Repeat the listing below in full, exactly as it stands.

Records from a collection:
"""

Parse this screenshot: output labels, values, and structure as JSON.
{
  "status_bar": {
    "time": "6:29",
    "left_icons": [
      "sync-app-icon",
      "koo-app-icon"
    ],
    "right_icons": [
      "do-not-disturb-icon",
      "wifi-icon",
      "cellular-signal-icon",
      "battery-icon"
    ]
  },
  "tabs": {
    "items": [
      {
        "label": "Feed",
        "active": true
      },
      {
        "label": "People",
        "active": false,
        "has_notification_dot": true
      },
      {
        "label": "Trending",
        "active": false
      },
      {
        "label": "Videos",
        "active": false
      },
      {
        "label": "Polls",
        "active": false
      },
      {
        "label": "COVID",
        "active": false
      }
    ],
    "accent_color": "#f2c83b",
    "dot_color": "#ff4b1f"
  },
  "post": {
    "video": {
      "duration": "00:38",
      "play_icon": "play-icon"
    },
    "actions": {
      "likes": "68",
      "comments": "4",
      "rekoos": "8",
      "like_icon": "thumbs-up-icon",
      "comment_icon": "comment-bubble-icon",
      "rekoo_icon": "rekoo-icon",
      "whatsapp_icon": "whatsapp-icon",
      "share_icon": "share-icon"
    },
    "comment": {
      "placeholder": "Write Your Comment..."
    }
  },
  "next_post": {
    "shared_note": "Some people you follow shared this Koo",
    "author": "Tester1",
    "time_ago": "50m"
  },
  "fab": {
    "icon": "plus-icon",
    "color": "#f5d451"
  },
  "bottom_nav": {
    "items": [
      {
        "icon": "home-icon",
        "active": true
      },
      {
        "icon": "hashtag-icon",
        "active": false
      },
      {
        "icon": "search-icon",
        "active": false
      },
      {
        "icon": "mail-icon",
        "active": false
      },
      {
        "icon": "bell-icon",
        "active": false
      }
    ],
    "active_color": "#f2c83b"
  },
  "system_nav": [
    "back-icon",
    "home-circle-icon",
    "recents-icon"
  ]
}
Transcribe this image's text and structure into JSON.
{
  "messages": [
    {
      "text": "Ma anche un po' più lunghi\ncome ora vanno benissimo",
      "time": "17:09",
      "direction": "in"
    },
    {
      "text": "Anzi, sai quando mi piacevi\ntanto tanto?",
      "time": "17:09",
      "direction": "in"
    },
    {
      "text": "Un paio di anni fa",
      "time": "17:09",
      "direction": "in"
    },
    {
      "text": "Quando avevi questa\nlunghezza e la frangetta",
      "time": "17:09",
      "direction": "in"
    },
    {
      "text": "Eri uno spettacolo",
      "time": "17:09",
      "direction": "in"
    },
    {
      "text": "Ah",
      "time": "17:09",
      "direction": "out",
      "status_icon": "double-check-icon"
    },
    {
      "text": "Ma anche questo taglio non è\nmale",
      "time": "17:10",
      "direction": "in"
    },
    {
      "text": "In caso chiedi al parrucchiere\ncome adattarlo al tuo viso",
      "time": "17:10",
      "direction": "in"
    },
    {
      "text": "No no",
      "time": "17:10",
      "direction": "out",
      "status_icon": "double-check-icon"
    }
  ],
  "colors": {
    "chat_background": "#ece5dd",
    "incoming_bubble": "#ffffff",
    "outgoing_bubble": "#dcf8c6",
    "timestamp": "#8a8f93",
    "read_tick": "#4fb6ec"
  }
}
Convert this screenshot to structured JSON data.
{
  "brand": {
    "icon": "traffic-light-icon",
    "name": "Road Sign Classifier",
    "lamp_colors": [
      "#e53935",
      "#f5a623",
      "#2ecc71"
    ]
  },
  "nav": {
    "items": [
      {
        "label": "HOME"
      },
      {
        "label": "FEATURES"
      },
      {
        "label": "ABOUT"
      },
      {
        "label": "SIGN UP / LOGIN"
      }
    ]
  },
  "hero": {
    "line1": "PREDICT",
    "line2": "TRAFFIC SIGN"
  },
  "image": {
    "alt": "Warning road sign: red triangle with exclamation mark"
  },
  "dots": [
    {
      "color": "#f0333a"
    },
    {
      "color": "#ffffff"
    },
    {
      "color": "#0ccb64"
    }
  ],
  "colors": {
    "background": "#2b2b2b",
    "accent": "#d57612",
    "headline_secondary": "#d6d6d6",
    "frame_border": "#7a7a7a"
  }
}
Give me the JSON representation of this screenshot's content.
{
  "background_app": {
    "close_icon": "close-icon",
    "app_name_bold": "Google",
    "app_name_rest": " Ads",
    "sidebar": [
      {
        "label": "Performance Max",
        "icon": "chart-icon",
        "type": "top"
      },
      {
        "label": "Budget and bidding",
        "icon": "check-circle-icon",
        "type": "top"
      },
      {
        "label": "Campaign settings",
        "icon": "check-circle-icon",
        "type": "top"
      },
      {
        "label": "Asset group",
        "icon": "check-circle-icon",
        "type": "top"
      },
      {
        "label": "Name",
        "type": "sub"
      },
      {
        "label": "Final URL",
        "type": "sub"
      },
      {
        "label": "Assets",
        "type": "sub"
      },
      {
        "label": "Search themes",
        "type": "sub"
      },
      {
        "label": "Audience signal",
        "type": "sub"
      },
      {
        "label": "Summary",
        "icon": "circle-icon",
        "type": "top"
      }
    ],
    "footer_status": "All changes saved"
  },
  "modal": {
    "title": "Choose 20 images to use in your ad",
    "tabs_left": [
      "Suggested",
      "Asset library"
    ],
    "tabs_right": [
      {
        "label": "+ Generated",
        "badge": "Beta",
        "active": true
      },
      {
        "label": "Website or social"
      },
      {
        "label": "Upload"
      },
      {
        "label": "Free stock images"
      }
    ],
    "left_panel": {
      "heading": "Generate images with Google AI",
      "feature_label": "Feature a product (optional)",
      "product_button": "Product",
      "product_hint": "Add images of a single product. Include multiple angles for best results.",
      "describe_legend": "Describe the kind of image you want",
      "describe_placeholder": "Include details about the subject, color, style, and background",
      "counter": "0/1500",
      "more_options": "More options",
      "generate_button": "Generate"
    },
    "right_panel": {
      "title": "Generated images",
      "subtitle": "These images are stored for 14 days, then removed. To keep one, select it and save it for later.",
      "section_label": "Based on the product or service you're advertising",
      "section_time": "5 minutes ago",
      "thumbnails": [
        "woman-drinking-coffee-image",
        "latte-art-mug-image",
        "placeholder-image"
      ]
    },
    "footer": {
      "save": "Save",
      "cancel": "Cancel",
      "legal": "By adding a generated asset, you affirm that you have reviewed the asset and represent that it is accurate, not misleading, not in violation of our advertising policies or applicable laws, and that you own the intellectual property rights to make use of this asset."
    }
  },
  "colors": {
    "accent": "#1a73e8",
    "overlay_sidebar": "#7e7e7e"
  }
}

"""

◆ **Solved problem**
Parse this screenshot: output labels, values, and structure as JSON.
{
  "status_bar": {
    "time": "6:29",
    "left_icons": [
      "sync-app-icon",
      "koo-app-icon"
    ],
    "right_icons": [
      "do-not-disturb-icon",
      "wifi-icon",
      "cellular-signal-icon",
      "battery-icon"
    ]
  },
  "tabs": {
    "items": [
      {
        "label": "Feed",
        "active": true
      },
      {
        "label": "People",
        "active": false,
        "has_notification_dot": true
      },
      {
        "label": "Trending",
        "active": false
      },
      {
        "label": "Videos",
        "active": false
      },
      {
        "label": "Polls",
        "active": false
      },
      {
        "label": "COVID",
        "active": false
      }
    ],
    "accent_color": "#f2c83b",
    "dot_color": "#ff4b1f"
  },
  "post": {
    "video": {
      "duration": "00:38",
      "play_icon": "play-icon"
    },
    "actions": {
      "likes": "68",
      "comments": "4",
      "rekoos": "8",
      "like_icon": "thumbs-up-icon",
      "comment_icon": "comment-bubble-icon",
      "rekoo_icon": "rekoo-icon",
      "whatsapp_icon": "whatsapp-icon",
      "share_icon": "share-icon"
    },
    "comment": {
      "placeholder": "Write Your Comment..."
    }
  },
  "next_post": {
    "shared_note": "Some people you follow shared this Koo",
    "author": "Tester1",
    "time_ago": "50m"
  },
  "fab": {
    "icon": "plus-icon",
    "color": "#f5d451"
  },
  "bottom_nav": {
    "items": [
      {
        "icon": "home-icon",
        "active": true
      },
      {
        "icon": "hashtag-icon",
        "active": false
      },
      {
        "icon": "search-icon",
        "active": false
      },
      {
        "icon": "mail-icon",
        "active": false
      },
      {
        "icon": "bell-icon",
        "active": false
      }
    ],
    "active_color": "#f2c83b"
  },
  "system_nav": [
    "back-icon",
    "home-circle-icon",
    "recents-icon"
  ]
}
Transcribe this image's text and structure into JSON.
{
  "messages": [
    {
      "text": "Ma anche un po' più lunghi\ncome ora vanno benissimo",
      "time": "17:09",
      "direction": "in"
    },
    {
      "text": "Anzi, sai quando mi piacevi\ntanto tanto?",
      "time": "17:09",
      "direction": "in"
    },
    {
      "text": "Un paio di anni fa",
      "time": "17:09",
      "direction": "in"
    },
    {
      "text": "Quando avevi questa\nlunghezza e la frangetta",
      "time": "17:09",
      "direction": "in"
    },
    {
      "text": "Eri uno spettacolo",
      "time": "17:09",
      "direction": "in"
    },
    {
      "text": "Ah",
      "time": "17:09",
      "direction": "out",
      "status_icon": "double-check-icon"
    },
    {
      "text": "Ma anche questo taglio non è\nmale",
      "time": "17:10",
      "direction": "in"
    },
    {
      "text": "In caso chiedi al parrucchiere\ncome adattarlo al tuo viso",
      "time": "17:10",
      "direction": "in"
    },
    {
      "text": "No no",
      "time": "17:10",
      "direction": "out",
      "status_icon": "double-check-icon"
    }
  ],
  "colors": {
    "chat_background": "#ece5dd",
    "incoming_bubble": "#ffffff",
    "outgoing_bubble": "#dcf8c6",
    "timestamp": "#8a8f93",
    "read_tick": "#4fb6ec"
  }
}
Convert this screenshot to structured JSON data.
{
  "brand": {
    "icon": "traffic-light-icon",
    "name": "Road Sign Classifier",
    "lamp_colors": [
      "#e53935",
      "#f5a623",
      "#2ecc71"
    ]
  },
  "nav": {
    "items": [
      {
        "label": "HOME"
      },
      {
        "label": "FEATURES"
      },
      {
        "label": "ABOUT"
      },
      {
        "label": "SIGN UP / LOGIN"
      }
    ]
  },
  "hero": {
    "line1": "PREDICT",
    "line2": "TRAFFIC SIGN"
  },
  "image": {
    "alt": "Warning road sign: red triangle with exclamation mark"
  },
  "dots": [
    {
      "color": "#f0333a"
    },
    {
      "color": "#ffffff"
    },
    {
      "color": "#0ccb64"
    }
  ],
  "colors": {
    "background": "#2b2b2b",
    "accent": "#d57612",
    "headline_secondary": "#d6d6d6",
    "frame_border": "#7a7a7a"
  }
}
Give me the JSON representation of this screenshot's content.
{
  "background_app": {
    "close_icon": "close-icon",
    "app_name_bold": "Google",
    "app_name_rest": " Ads",
    "sidebar": [
      {
        "label": "Performance Max",
        "icon": "chart-icon",
        "type": "top"
      },
      {
        "label": "Budget and bidding",
        "icon": "check-circle-icon",
        "type": "top"
      },
      {
        "label": "Campaign settings",
        "icon": "check-circle-icon",
        "type": "top"
      },
      {
        "label": "Asset group",
        "icon": "check-circle-icon",
        "type": "top"
      },
      {
        "label": "Name",
        "type": "sub"
      },
      {
        "label": "Final URL",
        "type": "sub"
      },
      {
        "label": "Assets",
        "type": "sub"
      },
      {
        "label": "Search themes",
        "type": "sub"
      },
      {
        "label": "Audience signal",
        "type": "sub"
      },
      {
        "label": "Summary",
        "icon": "circle-icon",
        "type": "top"
      }
    ],
    "footer_status": "All changes saved"
  },
  "modal": {
    "title": "Choose 20 images to use in your ad",
    "tabs_left": [
      "Suggested",
      "Asset library"
    ],
    "tabs_right": [
      {
        "label": "+ Generated",
        "badge": "Beta",
        "active": true
      },
      {
        "label": "Website or social"
      },
      {
        "label": "Upload"
      },
      {
        "label": "Free stock images"
      }
    ],
    "left_panel": {
      "heading": "Generate images with Google AI",
      "feature_label": "Feature a product (optional)",
      "product_button": "Product",
      "product_hint": "Add images of a single product. Include multiple angles for best results.",
      "describe_legend": "Describe the kind of image you want",
      "describe_placeholder": "Include details about the subject, color, style, and background",
      "counter": "0/1500",
      "more_options": "More options",
      "generate_button": "Generate"
    },
    "right_panel": {
      "title": "Generated images",
      "subtitle": "These images are stored for 14 days, then removed. To keep one, select it and save it for later.",
      "section_label": "Based on the product or service you're advertising",
      "section_time": "5 minutes ago",
      "thumbnails": [
        "woman-drinking-coffee-image",
        "latte-art-mug-image",
        "placeholder-image"
      ]
    },
    "footer": {
      "save": "Save",
      "cancel": "Cancel",
      "legal": "By adding a generated asset, you affirm that you have reviewed the asset and represent that it is accurate, not misleading, not in violation of our advertising policies or applicable laws, and that you own the intellectual property rights to make use of this asset."
    }
  },
  "colors": {
    "accent": "#1a73e8",
    "overlay_sidebar": "#7e7e7e"
  }
}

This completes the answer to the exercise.